◆ EXERCISE TASK: Show each line of the data below that has the string "cricket" in it.

[Collected data]

━━━━━━━━━━━━━━━━━━━━━━━━━━━━━━

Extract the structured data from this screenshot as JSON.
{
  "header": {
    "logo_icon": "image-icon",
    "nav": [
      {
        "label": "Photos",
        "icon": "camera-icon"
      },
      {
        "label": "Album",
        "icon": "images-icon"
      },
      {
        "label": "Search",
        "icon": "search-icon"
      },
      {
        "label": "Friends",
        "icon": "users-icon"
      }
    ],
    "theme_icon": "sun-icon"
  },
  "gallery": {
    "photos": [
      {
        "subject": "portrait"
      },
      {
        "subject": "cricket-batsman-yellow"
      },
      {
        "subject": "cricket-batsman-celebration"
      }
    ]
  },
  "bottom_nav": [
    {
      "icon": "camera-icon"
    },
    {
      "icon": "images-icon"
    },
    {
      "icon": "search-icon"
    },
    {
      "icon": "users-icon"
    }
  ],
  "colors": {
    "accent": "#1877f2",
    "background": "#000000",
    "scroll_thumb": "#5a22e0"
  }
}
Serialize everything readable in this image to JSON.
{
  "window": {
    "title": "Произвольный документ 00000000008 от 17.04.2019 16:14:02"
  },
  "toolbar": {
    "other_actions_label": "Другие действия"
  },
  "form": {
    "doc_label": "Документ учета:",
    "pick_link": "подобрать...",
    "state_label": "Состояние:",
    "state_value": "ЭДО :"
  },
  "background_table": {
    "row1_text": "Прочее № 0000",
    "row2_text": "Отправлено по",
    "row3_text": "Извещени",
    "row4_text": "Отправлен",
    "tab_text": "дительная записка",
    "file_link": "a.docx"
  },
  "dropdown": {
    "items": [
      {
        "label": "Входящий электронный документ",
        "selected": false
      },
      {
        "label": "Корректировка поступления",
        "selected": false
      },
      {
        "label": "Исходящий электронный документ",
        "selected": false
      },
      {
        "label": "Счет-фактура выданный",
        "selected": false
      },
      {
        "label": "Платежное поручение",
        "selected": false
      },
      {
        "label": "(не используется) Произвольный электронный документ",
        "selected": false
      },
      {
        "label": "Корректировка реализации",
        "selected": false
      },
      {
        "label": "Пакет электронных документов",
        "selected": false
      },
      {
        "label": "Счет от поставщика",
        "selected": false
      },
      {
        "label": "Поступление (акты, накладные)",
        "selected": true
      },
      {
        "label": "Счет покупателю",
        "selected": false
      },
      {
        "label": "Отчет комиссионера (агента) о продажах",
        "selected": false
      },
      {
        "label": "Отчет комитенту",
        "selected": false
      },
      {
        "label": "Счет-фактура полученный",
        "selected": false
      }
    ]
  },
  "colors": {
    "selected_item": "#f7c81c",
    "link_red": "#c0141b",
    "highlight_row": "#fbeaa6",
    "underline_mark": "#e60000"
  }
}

━━━━━━━━━━━━━━━━━━━━━━━━━━━━━━

◆ EXERCISE ANSWER:
        "subject": "cricket-batsman-yellow"
        "subject": "cricket-batsman-celebration"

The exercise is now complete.